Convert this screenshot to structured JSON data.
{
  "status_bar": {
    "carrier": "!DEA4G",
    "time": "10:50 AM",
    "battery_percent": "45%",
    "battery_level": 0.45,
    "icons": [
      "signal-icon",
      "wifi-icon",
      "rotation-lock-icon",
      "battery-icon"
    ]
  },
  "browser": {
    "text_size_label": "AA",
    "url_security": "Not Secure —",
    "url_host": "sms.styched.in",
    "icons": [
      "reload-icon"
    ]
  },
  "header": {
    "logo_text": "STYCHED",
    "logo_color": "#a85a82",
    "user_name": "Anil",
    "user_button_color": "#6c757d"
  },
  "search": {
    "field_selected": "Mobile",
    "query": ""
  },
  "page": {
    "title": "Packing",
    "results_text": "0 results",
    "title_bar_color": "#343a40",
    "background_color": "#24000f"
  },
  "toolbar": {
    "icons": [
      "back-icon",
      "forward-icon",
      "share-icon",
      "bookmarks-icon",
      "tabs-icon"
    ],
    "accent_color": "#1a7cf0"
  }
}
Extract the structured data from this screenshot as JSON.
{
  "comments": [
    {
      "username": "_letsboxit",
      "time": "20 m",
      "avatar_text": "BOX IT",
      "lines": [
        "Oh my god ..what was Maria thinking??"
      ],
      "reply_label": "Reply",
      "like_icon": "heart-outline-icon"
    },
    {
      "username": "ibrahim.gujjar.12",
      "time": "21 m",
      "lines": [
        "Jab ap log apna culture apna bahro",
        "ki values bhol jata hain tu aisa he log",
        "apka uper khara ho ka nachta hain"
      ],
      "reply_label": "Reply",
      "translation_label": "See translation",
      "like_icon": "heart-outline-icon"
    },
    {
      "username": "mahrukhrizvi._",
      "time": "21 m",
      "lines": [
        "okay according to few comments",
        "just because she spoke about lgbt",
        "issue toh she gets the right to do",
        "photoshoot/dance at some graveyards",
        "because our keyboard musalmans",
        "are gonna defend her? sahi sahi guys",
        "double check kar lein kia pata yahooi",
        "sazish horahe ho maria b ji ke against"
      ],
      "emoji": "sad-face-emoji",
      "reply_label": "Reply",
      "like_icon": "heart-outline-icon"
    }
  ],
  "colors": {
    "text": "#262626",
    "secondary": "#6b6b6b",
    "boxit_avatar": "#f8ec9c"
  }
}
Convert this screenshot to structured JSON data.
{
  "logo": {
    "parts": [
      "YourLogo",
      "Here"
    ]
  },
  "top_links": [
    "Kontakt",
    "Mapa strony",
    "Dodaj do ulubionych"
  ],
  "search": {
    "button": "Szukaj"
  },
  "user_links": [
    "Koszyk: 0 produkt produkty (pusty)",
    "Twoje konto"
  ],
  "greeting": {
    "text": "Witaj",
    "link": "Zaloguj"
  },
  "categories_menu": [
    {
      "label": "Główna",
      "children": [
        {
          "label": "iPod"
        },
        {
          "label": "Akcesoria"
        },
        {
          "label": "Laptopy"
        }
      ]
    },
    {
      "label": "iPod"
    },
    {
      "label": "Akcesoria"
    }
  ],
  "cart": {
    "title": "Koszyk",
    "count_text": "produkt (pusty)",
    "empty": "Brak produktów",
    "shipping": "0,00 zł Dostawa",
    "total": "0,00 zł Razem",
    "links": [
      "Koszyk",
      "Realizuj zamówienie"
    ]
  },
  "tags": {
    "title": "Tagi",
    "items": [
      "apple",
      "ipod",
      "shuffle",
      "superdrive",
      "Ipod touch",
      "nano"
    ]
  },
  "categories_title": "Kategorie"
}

···

• _REQUIREMENT_
Write out all the data again, exactly as it appears.

• _COMPLETE RESPONSE_
Convert this screenshot to structured JSON data.
{
  "status_bar": {
    "carrier": "!DEA4G",
    "time": "10:50 AM",
    "battery_percent": "45%",
    "battery_level": 0.45,
    "icons": [
      "signal-icon",
      "wifi-icon",
      "rotation-lock-icon",
      "battery-icon"
    ]
  },
  "browser": {
    "text_size_label": "AA",
    "url_security": "Not Secure —",
    "url_host": "sms.styched.in",
    "icons": [
      "reload-icon"
    ]
  },
  "header": {
    "logo_text": "STYCHED",
    "logo_color": "#a85a82",
    "user_name": "Anil",
    "user_button_color": "#6c757d"
  },
  "search": {
    "field_selected": "Mobile",
    "query": ""
  },
  "page": {
    "title": "Packing",
    "results_text": "0 results",
    "title_bar_color": "#343a40",
    "background_color": "#24000f"
  },
  "toolbar": {
    "icons": [
      "back-icon",
      "forward-icon",
      "share-icon",
      "bookmarks-icon",
      "tabs-icon"
    ],
    "accent_color": "#1a7cf0"
  }
}
Extract the structured data from this screenshot as JSON.
{
  "comments": [
    {
      "username": "_letsboxit",
      "time": "20 m",
      "avatar_text": "BOX IT",
      "lines": [
        "Oh my god ..what was Maria thinking??"
      ],
      "reply_label": "Reply",
      "like_icon": "heart-outline-icon"
    },
    {
      "username": "ibrahim.gujjar.12",
      "time": "21 m",
      "lines": [
        "Jab ap log apna culture apna bahro",
        "ki values bhol jata hain tu aisa he log",
        "apka uper khara ho ka nachta hain"
      ],
      "reply_label": "Reply",
      "translation_label": "See translation",
      "like_icon": "heart-outline-icon"
    },
    {
      "username": "mahrukhrizvi._",
      "time": "21 m",
      "lines": [
        "okay according to few comments",
        "just because she spoke about lgbt",
        "issue toh she gets the right to do",
        "photoshoot/dance at some graveyards",
        "because our keyboard musalmans",
        "are gonna defend her? sahi sahi guys",
        "double check kar lein kia pata yahooi",
        "sazish horahe ho maria b ji ke against"
      ],
      "emoji": "sad-face-emoji",
      "reply_label": "Reply",
      "like_icon": "heart-outline-icon"
    }
  ],
  "colors": {
    "text": "#262626",
    "secondary": "#6b6b6b",
    "boxit_avatar": "#f8ec9c"
  }
}
Convert this screenshot to structured JSON data.
{
  "logo": {
    "parts": [
      "YourLogo",
      "Here"
    ]
  },
  "top_links": [
    "Kontakt",
    "Mapa strony",
    "Dodaj do ulubionych"
  ],
  "search": {
    "button": "Szukaj"
  },
  "user_links": [
    "Koszyk: 0 produkt produkty (pusty)",
    "Twoje konto"
  ],
  "greeting": {
    "text": "Witaj",
    "link": "Zaloguj"
  },
  "categories_menu": [
    {
      "label": "Główna",
      "children": [
        {
          "label": "iPod"
        },
        {
          "label": "Akcesoria"
        },
        {
          "label": "Laptopy"
        }
      ]
    },
    {
      "label": "iPod"
    },
    {
      "label": "Akcesoria"
    }
  ],
  "cart": {
    "title": "Koszyk",
    "count_text": "produkt (pusty)",
    "empty": "Brak produktów",
    "shipping": "0,00 zł Dostawa",
    "total": "0,00 zł Razem",
    "links": [
      "Koszyk",
      "Realizuj zamówienie"
    ]
  },
  "tags": {
    "title": "Tagi",
    "items": [
      "apple",
      "ipod",
      "shuffle",
      "superdrive",
      "Ipod touch",
      "nano"
    ]
  },
  "categories_title": "Kategorie"
}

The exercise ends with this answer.